**DIRECTIONS FOR THIS TASK:** Identify each line containing the word "Deloitte" and copy it.

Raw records

***

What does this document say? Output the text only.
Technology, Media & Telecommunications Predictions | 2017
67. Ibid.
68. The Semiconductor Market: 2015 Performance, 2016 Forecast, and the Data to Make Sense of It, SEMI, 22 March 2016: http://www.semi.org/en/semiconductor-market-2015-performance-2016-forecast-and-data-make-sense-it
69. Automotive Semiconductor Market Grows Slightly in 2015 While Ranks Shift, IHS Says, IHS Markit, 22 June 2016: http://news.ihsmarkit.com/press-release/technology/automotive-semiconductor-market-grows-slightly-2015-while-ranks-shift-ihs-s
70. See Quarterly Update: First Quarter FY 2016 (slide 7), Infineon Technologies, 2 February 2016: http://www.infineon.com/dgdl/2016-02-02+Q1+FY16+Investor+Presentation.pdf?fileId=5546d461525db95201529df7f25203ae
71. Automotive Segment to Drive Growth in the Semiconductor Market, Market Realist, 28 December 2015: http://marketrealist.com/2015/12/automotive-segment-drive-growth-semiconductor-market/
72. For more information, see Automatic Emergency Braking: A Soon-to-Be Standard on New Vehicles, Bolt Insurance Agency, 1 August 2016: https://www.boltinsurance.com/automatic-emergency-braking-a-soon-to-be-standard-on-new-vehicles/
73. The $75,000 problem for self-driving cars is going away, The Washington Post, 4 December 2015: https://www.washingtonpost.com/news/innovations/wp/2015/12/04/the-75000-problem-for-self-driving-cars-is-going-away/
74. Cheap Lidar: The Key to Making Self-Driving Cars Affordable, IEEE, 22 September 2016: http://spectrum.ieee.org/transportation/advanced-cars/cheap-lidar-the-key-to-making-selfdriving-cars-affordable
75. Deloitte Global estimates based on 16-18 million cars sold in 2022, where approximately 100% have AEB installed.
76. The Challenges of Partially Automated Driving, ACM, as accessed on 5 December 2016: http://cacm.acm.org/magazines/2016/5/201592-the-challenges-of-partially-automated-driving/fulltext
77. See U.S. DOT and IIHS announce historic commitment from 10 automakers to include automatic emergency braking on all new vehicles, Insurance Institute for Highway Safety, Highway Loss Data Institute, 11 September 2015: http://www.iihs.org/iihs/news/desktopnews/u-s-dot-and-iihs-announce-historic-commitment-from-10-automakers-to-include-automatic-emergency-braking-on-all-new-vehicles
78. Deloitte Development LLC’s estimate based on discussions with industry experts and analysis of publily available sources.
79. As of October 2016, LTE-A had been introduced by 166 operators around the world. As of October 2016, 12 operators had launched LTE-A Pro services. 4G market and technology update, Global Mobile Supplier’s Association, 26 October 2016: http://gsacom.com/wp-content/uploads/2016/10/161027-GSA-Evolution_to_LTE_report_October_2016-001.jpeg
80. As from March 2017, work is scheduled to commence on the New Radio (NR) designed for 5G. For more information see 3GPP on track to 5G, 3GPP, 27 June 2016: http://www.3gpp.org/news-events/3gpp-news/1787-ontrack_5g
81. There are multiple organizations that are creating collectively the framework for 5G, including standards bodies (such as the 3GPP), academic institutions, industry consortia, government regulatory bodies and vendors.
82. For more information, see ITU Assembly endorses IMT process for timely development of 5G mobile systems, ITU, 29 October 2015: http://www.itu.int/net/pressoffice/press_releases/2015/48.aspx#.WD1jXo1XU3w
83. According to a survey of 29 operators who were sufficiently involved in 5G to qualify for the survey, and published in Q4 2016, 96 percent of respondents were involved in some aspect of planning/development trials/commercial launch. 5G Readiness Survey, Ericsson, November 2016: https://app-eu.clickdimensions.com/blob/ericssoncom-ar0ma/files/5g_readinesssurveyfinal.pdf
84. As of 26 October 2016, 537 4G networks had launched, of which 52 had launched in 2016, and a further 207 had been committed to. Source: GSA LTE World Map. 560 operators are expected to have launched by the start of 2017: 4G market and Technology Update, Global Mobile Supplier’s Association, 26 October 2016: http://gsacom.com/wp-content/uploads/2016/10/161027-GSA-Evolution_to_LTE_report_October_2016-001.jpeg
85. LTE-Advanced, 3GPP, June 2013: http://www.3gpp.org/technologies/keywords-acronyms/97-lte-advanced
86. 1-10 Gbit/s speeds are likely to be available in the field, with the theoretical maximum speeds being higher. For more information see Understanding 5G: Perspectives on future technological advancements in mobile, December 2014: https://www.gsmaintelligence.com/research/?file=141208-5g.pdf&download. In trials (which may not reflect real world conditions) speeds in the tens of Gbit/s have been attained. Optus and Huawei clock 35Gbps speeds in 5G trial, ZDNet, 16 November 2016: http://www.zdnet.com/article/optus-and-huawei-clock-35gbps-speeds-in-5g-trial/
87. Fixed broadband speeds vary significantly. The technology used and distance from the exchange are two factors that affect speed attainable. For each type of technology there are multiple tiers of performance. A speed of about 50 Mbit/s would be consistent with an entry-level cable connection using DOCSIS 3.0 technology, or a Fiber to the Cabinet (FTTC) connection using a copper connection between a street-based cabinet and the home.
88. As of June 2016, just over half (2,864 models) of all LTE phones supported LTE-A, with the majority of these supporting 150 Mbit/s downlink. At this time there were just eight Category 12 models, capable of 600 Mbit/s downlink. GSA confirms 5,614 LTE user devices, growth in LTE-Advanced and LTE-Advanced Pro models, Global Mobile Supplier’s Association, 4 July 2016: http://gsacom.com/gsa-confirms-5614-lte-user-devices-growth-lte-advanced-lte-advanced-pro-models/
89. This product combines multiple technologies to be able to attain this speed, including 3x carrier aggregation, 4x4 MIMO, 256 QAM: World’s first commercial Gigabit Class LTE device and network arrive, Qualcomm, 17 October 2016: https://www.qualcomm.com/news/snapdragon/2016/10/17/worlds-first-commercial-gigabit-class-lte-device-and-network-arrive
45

***

**FINAL RESULT:**
75. Deloitte Global estimates based on 16-18 million cars sold in 2022, where approximately 100% have AEB installed.
78. Deloitte Development LLC’s estimate based on discussions with industry experts and analysis of publily available sources.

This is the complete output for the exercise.